**What the task asks:**
State only how many lines contain the string "Pixels".

**Dataset records:**
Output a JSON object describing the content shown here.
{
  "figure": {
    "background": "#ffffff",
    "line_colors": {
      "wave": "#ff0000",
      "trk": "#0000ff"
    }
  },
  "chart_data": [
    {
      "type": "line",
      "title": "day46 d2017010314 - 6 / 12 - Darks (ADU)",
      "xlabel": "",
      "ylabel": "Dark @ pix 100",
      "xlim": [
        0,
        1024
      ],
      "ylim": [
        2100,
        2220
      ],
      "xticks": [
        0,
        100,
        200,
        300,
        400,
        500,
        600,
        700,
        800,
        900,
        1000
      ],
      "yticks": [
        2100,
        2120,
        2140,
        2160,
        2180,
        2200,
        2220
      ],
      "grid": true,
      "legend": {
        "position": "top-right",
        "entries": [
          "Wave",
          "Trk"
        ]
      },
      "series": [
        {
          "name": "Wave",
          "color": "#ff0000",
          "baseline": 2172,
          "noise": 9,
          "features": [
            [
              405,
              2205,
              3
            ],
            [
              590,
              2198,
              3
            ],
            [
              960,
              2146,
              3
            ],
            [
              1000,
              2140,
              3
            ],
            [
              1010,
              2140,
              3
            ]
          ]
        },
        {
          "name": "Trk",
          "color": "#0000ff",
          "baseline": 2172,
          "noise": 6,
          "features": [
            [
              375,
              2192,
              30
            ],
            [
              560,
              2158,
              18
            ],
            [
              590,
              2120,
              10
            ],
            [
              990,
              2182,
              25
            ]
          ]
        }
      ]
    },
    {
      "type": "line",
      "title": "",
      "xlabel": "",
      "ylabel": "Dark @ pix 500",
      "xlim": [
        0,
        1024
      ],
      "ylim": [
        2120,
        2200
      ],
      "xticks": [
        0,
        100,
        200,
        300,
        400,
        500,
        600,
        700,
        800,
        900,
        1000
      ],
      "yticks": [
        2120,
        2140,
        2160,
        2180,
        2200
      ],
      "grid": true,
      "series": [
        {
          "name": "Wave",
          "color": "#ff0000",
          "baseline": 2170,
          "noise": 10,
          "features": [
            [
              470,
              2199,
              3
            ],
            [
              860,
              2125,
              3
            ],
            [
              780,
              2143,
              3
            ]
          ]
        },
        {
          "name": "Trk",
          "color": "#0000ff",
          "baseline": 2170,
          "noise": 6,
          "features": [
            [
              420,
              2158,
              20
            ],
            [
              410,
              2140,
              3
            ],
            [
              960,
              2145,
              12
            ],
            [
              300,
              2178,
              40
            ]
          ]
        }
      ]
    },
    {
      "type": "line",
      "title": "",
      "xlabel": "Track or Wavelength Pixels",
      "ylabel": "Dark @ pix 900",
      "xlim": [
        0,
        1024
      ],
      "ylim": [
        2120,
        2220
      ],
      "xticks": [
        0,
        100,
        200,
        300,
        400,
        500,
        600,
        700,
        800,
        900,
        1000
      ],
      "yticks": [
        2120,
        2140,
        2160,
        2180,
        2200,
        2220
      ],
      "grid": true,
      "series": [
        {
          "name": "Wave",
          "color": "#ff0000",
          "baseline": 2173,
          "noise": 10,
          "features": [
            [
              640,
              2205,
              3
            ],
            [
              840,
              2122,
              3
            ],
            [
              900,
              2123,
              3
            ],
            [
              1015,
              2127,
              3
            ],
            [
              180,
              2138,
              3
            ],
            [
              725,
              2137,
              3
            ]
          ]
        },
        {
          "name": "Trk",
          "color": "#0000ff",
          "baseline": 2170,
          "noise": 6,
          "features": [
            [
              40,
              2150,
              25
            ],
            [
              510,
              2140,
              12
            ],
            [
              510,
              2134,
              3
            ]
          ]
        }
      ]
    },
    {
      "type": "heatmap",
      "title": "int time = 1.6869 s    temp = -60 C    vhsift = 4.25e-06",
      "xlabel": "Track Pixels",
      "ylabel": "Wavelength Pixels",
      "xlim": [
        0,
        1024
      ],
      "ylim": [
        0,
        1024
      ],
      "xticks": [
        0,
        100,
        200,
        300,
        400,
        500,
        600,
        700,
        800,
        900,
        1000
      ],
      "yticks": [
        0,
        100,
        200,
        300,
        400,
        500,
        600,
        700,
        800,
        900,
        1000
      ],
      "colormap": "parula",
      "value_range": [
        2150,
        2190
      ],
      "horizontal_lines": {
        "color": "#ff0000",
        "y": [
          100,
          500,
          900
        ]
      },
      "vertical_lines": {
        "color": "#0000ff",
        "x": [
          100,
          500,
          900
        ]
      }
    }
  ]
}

...

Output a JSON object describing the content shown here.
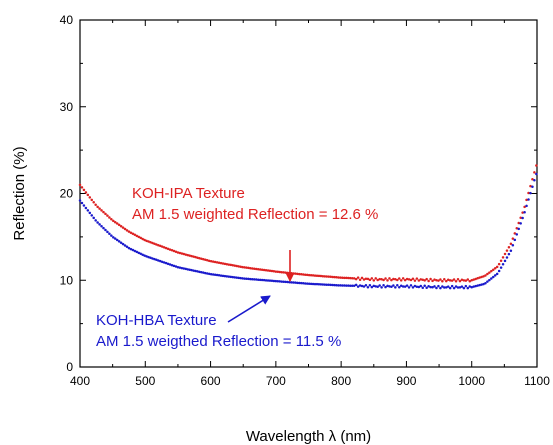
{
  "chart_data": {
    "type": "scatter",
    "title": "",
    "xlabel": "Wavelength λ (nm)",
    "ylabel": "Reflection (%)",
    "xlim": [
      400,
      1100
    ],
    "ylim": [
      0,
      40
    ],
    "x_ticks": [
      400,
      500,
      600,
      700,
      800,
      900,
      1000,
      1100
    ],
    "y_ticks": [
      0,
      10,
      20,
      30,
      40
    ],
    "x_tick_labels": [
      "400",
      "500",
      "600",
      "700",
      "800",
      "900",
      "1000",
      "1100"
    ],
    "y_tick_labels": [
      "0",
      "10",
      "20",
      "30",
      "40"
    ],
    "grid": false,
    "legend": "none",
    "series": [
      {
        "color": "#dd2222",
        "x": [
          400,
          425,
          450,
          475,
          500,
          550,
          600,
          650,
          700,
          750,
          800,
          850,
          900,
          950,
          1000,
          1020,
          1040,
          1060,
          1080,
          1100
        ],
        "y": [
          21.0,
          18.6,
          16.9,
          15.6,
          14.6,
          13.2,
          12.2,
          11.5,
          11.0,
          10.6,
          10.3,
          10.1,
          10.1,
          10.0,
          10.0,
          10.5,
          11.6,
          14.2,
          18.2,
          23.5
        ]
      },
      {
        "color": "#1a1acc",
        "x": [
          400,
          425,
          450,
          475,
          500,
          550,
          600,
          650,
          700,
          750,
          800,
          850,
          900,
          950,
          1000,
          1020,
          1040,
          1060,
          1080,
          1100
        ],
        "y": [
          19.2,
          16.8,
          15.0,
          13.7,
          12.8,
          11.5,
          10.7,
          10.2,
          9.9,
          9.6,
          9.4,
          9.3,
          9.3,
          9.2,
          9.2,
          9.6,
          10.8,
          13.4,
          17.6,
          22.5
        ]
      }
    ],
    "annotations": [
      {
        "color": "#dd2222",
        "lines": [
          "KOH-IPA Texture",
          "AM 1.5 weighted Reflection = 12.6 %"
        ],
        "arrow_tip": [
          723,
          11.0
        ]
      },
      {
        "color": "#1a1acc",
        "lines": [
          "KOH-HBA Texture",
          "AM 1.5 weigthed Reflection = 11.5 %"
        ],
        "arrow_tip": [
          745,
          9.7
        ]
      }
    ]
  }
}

---

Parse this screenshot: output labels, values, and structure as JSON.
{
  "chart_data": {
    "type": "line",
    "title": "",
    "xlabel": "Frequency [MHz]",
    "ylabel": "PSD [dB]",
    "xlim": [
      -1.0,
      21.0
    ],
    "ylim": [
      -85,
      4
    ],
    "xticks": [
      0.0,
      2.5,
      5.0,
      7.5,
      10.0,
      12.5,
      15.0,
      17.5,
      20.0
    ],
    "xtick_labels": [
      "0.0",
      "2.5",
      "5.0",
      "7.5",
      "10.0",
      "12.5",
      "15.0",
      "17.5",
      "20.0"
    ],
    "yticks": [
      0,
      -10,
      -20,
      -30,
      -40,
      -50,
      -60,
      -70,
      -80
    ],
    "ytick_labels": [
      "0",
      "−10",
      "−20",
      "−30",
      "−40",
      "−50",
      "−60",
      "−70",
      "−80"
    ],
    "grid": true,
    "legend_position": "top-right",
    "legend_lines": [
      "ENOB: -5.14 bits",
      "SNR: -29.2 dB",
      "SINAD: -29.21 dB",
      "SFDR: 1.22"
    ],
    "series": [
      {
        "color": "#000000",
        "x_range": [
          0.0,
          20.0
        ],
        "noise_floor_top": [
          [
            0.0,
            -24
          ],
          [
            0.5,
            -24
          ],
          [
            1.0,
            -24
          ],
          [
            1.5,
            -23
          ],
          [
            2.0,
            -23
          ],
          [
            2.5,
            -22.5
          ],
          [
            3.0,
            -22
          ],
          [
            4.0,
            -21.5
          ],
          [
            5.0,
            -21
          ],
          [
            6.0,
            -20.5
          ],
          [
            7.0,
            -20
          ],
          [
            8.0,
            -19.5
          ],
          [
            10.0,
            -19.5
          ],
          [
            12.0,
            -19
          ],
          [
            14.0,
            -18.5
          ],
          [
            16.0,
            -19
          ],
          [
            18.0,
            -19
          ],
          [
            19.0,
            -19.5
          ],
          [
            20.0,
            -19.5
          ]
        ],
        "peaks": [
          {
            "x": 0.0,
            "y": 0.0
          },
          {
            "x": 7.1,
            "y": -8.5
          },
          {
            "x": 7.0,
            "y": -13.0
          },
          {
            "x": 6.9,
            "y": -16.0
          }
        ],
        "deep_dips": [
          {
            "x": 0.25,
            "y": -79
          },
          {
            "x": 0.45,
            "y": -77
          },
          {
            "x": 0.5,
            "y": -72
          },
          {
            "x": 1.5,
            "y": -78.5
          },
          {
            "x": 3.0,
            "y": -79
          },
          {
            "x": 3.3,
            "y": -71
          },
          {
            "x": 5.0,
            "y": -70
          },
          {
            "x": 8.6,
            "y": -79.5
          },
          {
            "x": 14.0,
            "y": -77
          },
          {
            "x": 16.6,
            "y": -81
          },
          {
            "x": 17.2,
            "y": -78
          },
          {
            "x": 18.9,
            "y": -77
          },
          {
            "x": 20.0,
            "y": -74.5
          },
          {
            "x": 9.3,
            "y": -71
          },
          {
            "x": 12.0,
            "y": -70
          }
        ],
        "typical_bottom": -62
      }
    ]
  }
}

**Solved exercise:**
3